# start of Raw records

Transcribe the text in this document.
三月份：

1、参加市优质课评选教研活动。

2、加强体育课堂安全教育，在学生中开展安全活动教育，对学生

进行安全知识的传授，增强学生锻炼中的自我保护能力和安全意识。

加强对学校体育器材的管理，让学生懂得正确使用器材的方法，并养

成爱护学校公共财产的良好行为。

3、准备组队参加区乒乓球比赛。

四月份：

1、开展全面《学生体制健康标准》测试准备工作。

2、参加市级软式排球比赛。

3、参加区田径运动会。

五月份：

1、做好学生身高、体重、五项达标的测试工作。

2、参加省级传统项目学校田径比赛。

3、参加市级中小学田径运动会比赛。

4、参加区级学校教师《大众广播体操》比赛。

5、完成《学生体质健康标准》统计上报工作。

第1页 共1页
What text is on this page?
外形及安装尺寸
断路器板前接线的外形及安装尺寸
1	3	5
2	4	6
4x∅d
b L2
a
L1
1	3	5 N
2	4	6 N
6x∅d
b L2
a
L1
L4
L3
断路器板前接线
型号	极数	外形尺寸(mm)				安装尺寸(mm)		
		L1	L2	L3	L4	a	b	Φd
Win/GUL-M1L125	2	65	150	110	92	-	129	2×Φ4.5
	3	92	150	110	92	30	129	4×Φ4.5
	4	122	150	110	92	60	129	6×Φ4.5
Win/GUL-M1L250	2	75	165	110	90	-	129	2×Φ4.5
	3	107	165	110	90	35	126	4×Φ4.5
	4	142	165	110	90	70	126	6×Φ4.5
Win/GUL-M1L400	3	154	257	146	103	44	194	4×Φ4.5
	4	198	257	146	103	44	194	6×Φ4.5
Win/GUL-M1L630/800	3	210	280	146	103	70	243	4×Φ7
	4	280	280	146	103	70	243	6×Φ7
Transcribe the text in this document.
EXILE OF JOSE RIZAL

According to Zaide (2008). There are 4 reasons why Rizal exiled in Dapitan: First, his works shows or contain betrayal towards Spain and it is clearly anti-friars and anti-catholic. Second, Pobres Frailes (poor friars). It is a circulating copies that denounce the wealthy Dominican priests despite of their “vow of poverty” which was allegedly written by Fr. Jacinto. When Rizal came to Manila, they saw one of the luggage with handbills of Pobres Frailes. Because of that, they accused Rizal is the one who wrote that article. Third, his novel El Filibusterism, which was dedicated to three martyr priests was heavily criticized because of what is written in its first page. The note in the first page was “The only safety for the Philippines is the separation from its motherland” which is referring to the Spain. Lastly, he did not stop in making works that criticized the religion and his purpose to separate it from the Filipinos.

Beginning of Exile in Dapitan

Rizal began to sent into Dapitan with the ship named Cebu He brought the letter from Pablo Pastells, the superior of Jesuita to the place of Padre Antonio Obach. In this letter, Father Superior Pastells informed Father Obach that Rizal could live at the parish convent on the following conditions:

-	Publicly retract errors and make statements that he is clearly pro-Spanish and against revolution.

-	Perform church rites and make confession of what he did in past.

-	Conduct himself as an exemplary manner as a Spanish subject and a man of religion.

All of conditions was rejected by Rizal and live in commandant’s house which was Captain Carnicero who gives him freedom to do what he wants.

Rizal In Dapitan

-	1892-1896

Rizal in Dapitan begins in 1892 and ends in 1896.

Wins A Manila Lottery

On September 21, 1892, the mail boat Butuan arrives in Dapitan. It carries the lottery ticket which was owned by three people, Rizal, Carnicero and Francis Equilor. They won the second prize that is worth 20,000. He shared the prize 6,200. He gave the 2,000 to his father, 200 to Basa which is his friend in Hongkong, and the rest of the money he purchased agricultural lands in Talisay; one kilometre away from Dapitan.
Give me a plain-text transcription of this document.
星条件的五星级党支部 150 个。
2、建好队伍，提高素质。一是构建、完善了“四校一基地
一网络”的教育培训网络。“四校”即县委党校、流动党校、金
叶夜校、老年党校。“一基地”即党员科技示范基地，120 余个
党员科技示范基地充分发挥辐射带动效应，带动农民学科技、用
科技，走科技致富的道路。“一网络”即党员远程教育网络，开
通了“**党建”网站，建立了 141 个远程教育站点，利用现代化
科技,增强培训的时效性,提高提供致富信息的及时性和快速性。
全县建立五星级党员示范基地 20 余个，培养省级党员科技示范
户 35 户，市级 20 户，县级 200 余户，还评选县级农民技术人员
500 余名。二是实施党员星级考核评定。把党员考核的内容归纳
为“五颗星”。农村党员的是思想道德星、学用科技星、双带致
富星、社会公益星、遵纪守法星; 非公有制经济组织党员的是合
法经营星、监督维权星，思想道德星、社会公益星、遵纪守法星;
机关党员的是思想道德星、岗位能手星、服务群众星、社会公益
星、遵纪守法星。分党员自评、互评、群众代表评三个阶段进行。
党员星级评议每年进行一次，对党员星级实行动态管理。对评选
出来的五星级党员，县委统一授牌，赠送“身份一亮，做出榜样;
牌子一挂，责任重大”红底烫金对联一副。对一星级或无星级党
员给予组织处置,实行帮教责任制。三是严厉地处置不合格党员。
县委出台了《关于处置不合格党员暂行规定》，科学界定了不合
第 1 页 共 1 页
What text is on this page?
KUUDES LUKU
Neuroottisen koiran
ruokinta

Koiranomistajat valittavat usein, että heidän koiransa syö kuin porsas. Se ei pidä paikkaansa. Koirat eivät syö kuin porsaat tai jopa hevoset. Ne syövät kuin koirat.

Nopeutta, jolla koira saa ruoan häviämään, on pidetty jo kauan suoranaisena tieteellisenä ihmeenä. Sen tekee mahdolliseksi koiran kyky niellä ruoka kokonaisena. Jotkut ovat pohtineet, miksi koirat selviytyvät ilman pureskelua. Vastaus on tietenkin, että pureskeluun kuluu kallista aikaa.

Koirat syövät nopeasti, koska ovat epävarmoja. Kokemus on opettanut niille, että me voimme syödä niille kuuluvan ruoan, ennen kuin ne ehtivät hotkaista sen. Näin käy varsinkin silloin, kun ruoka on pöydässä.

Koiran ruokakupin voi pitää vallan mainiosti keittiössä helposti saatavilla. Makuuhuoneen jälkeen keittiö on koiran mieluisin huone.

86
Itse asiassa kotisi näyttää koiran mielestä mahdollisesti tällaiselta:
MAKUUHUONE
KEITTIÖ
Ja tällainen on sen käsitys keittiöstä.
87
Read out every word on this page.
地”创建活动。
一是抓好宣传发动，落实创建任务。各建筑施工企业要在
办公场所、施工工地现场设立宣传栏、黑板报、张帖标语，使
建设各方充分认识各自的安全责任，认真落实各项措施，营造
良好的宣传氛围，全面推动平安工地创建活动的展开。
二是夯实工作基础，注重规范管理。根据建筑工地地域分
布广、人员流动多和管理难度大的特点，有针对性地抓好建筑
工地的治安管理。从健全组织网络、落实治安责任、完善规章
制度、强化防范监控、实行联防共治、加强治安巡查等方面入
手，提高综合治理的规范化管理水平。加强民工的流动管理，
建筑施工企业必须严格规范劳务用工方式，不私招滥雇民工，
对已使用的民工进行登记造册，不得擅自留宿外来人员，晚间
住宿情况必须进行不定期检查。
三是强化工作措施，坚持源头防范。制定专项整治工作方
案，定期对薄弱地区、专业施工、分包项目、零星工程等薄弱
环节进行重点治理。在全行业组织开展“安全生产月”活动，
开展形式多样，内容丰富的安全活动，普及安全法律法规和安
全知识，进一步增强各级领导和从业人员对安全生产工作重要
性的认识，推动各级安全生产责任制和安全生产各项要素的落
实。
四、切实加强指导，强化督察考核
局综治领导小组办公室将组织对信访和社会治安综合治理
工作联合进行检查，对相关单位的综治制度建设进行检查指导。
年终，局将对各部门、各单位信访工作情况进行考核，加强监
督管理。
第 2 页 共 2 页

# end of Raw records

● **What the task asks**:
Show each line holding the word "with".

● **Reply to the task**:
According to Zaide (2008). There are 4 reasons why Rizal exiled in Dapitan: First, his works shows or contain betrayal towards Spain and it is clearly anti-friars and anti-catholic. Second, Pobres Frailes (poor friars). It is a circulating copies that denounce the wealthy Dominican priests despite of their “vow of poverty” which was allegedly written by Fr. Jacinto. When Rizal came to Manila, they saw one of the luggage with handbills of Pobres Frailes. Because of that, they accused Rizal is the one who wrote that article. Third, his novel El Filibusterism, which was dedicated to three martyr priests was heavily criticized because of what is written in its first page. The note in the first page was “The only safety for the Philippines is the separation from its motherland” which is referring to the Spain. Lastly, he did not stop in making works that criticized the religion and his purpose to separate it from the Filipinos.
Rizal began to sent into Dapitan with the ship named Cebu He brought the letter from Pablo Pastells, the superior of Jesuita to the place of Padre Antonio Obach. In this letter, Father Superior Pastells informed Father Obach that Rizal could live at the parish convent on the following conditions:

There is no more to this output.